# BSNL Home UL 900+ Query.



## Gigacore (Oct 2, 2007)

Hi i want to know about this broadband plan a bit. 

1. What is the Download and Upload Speeds? 
2. Can i watch youtube videos? 
 3. I wont make any calls, will i get more than 900 rs? 
4. How much time will take to download 1 GB file? 
5. How is help n support? 

Please reply, thankx in advance.


----------



## [xubz] (Oct 2, 2007)

1) DL Usually between 28KBps to 35KBps, UL varies between 10KBps to 20KBps.
2) Sure! It'll be slow though
3) 900 + 12.25% Tax is what you usually get.
4) Around 9-10 Hours, considering it download at 32KBps
5) No-Comments  (Bah! Gov Company, Don't expect quick support!)


If you don't mind waking up at 2AM, Go for Home 1000 Plan.. 5GB Download Limit, Upto 2mbps (8 times faster than 256kpbs) and Night Unlimited.

Edit: If you are applying now, You need to wait a LOT of time for your connection. I applied in Oct 2006! I Still haven't got the Connection. They keep saying that NIB has to create username and when I call the NIB people they say exchange havent sent them the details, etc. Make that a Infinite Loop. I'm currently stuck with even-more-hopeless Tata Indicom BB (in Bangalore that is)


----------



## Gigacore (Oct 2, 2007)

whoa, thats a quick reply, thanks. 

but is Home 1000 plan offers unlimited downloads in night? 

if so, whats the unlimited access timing? 

whats the download and upload speeds? 

and again what time will it take to download 1 gb file?


----------



## [xubz] (Oct 2, 2007)

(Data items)
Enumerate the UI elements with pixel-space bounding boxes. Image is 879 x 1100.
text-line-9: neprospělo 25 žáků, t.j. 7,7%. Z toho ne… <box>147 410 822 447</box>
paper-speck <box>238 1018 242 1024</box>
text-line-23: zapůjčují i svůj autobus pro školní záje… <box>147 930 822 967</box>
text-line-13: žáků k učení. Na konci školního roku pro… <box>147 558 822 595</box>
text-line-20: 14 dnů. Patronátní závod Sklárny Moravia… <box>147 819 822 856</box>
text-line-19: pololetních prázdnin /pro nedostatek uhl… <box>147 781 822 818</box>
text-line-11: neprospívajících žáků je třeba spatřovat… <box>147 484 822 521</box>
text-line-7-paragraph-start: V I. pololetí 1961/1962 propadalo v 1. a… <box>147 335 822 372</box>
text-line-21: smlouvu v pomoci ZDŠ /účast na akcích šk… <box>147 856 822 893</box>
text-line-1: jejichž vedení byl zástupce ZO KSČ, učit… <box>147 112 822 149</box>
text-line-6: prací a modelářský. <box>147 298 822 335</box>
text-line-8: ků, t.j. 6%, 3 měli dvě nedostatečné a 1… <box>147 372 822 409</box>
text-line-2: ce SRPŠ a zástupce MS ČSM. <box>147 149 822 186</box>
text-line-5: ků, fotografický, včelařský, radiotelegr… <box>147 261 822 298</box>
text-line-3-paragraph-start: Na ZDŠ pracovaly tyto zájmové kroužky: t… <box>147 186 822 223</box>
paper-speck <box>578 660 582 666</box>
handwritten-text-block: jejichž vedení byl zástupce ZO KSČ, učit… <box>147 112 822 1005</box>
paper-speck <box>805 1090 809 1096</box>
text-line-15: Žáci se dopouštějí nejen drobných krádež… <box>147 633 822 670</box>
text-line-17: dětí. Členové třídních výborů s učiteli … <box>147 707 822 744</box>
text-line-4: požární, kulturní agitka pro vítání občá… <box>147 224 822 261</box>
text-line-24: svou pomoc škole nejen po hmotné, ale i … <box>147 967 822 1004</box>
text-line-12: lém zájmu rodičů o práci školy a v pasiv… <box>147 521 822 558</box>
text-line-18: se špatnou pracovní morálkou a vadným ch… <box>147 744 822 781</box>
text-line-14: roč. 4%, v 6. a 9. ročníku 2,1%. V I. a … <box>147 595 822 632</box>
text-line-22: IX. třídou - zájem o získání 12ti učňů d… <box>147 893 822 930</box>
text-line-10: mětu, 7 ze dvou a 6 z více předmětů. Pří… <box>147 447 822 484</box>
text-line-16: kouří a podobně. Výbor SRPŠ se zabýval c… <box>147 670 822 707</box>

Written task ▸ Copy the passage from the BSNL broadband thread, starting at "1) DL Usually" and ending at "Bangalore that is)". The data items play no part here.

Completed task ▸
1) DL Usually between 28KBps to 35KBps, UL varies between 10KBps to 20KBps.
2) Sure! It'll be slow though
3) 900 + 12.25% Tax is what you usually get.
4) Around 9-10 Hours, considering it download at 32KBps
5) No-Comments  (Bah! Gov Company, Don't expect quick support!)


If you don't mind waking up at 2AM, Go for Home 1000 Plan.. 5GB Download Limit, Upto 2mbps (8 times faster than 256kpbs) and Night Unlimited.

Edit: If you are applying now, You need to wait a LOT of time for your connection. I applied in Oct 2006! I Still haven't got the Connection. They keep saying that NIB has to create username and when I call the NIB people they say exchange havent sent them the details, etc. Make that a Infinite Loop. I'm currently stuck with even-more-hopeless Tata Indicom BB (in Bangalore that is)